Dataset entries
•••••

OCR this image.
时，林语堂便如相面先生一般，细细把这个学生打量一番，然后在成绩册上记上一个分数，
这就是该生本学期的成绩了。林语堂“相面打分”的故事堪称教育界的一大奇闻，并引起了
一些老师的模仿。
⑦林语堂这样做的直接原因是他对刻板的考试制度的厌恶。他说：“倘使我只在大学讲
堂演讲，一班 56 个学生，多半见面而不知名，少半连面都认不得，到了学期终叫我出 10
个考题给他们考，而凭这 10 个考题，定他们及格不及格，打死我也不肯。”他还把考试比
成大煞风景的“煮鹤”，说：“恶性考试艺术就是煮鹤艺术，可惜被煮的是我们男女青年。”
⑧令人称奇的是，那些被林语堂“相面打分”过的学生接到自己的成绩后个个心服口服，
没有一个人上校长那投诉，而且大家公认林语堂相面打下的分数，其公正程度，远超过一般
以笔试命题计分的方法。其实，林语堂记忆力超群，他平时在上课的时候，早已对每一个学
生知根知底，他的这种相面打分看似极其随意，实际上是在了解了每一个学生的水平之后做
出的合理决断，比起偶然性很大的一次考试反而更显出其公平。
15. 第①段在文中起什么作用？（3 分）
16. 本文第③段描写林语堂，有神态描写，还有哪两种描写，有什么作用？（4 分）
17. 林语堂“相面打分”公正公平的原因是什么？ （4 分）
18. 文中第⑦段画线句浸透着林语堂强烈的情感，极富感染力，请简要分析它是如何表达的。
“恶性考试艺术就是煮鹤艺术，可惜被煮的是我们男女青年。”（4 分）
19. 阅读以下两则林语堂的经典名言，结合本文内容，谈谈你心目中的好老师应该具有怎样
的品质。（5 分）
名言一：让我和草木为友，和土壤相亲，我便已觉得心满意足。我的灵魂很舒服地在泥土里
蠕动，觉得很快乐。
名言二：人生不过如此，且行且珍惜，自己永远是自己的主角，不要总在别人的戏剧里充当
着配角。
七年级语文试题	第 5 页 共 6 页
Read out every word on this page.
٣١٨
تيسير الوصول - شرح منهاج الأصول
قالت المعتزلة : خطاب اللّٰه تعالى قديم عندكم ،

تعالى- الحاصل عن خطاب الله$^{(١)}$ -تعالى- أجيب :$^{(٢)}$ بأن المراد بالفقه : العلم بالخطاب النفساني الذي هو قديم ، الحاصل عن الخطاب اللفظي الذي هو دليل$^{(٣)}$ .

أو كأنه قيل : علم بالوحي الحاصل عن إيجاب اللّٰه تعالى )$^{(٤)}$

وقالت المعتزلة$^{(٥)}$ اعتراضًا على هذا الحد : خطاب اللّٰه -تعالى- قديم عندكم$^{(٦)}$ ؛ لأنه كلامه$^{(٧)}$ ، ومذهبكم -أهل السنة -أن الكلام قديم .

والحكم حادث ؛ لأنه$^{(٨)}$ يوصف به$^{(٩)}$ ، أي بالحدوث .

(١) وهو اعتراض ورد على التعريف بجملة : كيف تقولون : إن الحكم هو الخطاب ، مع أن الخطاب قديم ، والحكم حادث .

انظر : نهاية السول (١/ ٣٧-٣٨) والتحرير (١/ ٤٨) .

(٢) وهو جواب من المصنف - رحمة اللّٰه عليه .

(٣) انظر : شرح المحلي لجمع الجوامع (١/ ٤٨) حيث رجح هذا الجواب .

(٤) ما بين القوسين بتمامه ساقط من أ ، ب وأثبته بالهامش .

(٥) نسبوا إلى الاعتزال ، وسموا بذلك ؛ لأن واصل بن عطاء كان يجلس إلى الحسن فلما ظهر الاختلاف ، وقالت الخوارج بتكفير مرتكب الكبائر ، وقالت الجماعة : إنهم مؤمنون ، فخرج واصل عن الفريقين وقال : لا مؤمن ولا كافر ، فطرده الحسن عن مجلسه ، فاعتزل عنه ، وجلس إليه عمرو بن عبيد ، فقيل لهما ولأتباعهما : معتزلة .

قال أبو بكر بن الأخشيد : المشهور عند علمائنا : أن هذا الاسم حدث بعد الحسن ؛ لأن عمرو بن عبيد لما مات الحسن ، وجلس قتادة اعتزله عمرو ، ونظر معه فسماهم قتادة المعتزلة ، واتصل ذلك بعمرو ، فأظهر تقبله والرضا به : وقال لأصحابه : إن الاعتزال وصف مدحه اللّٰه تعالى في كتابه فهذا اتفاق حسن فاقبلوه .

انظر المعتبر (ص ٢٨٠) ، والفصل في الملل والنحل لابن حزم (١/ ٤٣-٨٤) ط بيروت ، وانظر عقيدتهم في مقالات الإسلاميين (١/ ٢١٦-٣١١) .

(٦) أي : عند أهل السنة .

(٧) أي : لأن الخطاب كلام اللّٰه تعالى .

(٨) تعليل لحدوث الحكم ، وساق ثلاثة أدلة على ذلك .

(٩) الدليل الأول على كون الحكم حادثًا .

•••••

Task =>
Transcribe the material exactly as it reads.

Written answer =>
OCR this image.
时，林语堂便如相面先生一般，细细把这个学生打量一番，然后在成绩册上记上一个分数，
这就是该生本学期的成绩了。林语堂“相面打分”的故事堪称教育界的一大奇闻，并引起了
一些老师的模仿。
⑦林语堂这样做的直接原因是他对刻板的考试制度的厌恶。他说：“倘使我只在大学讲
堂演讲，一班 56 个学生，多半见面而不知名，少半连面都认不得，到了学期终叫我出 10
个考题给他们考，而凭这 10 个考题，定他们及格不及格，打死我也不肯。”他还把考试比
成大煞风景的“煮鹤”，说：“恶性考试艺术就是煮鹤艺术，可惜被煮的是我们男女青年。”
⑧令人称奇的是，那些被林语堂“相面打分”过的学生接到自己的成绩后个个心服口服，
没有一个人上校长那投诉，而且大家公认林语堂相面打下的分数，其公正程度，远超过一般
以笔试命题计分的方法。其实，林语堂记忆力超群，他平时在上课的时候，早已对每一个学
生知根知底，他的这种相面打分看似极其随意，实际上是在了解了每一个学生的水平之后做
出的合理决断，比起偶然性很大的一次考试反而更显出其公平。
15. 第①段在文中起什么作用？（3 分）
16. 本文第③段描写林语堂，有神态描写，还有哪两种描写，有什么作用？（4 分）
17. 林语堂“相面打分”公正公平的原因是什么？ （4 分）
18. 文中第⑦段画线句浸透着林语堂强烈的情感，极富感染力，请简要分析它是如何表达的。
“恶性考试艺术就是煮鹤艺术，可惜被煮的是我们男女青年。”（4 分）
19. 阅读以下两则林语堂的经典名言，结合本文内容，谈谈你心目中的好老师应该具有怎样
的品质。（5 分）
名言一：让我和草木为友，和土壤相亲，我便已觉得心满意足。我的灵魂很舒服地在泥土里
蠕动，觉得很快乐。
名言二：人生不过如此，且行且珍惜，自己永远是自己的主角，不要总在别人的戏剧里充当
着配角。
七年级语文试题	第 5 页 共 6 页
Read out every word on this page.
٣١٨
تيسير الوصول - شرح منهاج الأصول
قالت المعتزلة : خطاب اللّٰه تعالى قديم عندكم ،

تعالى- الحاصل عن خطاب الله$^{(١)}$ -تعالى- أجيب :$^{(٢)}$ بأن المراد بالفقه : العلم بالخطاب النفساني الذي هو قديم ، الحاصل عن الخطاب اللفظي الذي هو دليل$^{(٣)}$ .

أو كأنه قيل : علم بالوحي الحاصل عن إيجاب اللّٰه تعالى )$^{(٤)}$

وقالت المعتزلة$^{(٥)}$ اعتراضًا على هذا الحد : خطاب اللّٰه -تعالى- قديم عندكم$^{(٦)}$ ؛ لأنه كلامه$^{(٧)}$ ، ومذهبكم -أهل السنة -أن الكلام قديم .

والحكم حادث ؛ لأنه$^{(٨)}$ يوصف به$^{(٩)}$ ، أي بالحدوث .

(١) وهو اعتراض ورد على التعريف بجملة : كيف تقولون : إن الحكم هو الخطاب ، مع أن الخطاب قديم ، والحكم حادث .

انظر : نهاية السول (١/ ٣٧-٣٨) والتحرير (١/ ٤٨) .

(٢) وهو جواب من المصنف - رحمة اللّٰه عليه .

(٣) انظر : شرح المحلي لجمع الجوامع (١/ ٤٨) حيث رجح هذا الجواب .

(٤) ما بين القوسين بتمامه ساقط من أ ، ب وأثبته بالهامش .

(٥) نسبوا إلى الاعتزال ، وسموا بذلك ؛ لأن واصل بن عطاء كان يجلس إلى الحسن فلما ظهر الاختلاف ، وقالت الخوارج بتكفير مرتكب الكبائر ، وقالت الجماعة : إنهم مؤمنون ، فخرج واصل عن الفريقين وقال : لا مؤمن ولا كافر ، فطرده الحسن عن مجلسه ، فاعتزل عنه ، وجلس إليه عمرو بن عبيد ، فقيل لهما ولأتباعهما : معتزلة .

قال أبو بكر بن الأخشيد : المشهور عند علمائنا : أن هذا الاسم حدث بعد الحسن ؛ لأن عمرو بن عبيد لما مات الحسن ، وجلس قتادة اعتزله عمرو ، ونظر معه فسماهم قتادة المعتزلة ، واتصل ذلك بعمرو ، فأظهر تقبله والرضا به : وقال لأصحابه : إن الاعتزال وصف مدحه اللّٰه تعالى في كتابه فهذا اتفاق حسن فاقبلوه .

انظر المعتبر (ص ٢٨٠) ، والفصل في الملل والنحل لابن حزم (١/ ٤٣-٨٤) ط بيروت ، وانظر عقيدتهم في مقالات الإسلاميين (١/ ٢١٦-٣١١) .

(٦) أي : عند أهل السنة .

(٧) أي : لأن الخطاب كلام اللّٰه تعالى .

(٨) تعليل لحدوث الحكم ، وساق ثلاثة أدلة على ذلك .

(٩) الدليل الأول على كون الحكم حادثًا .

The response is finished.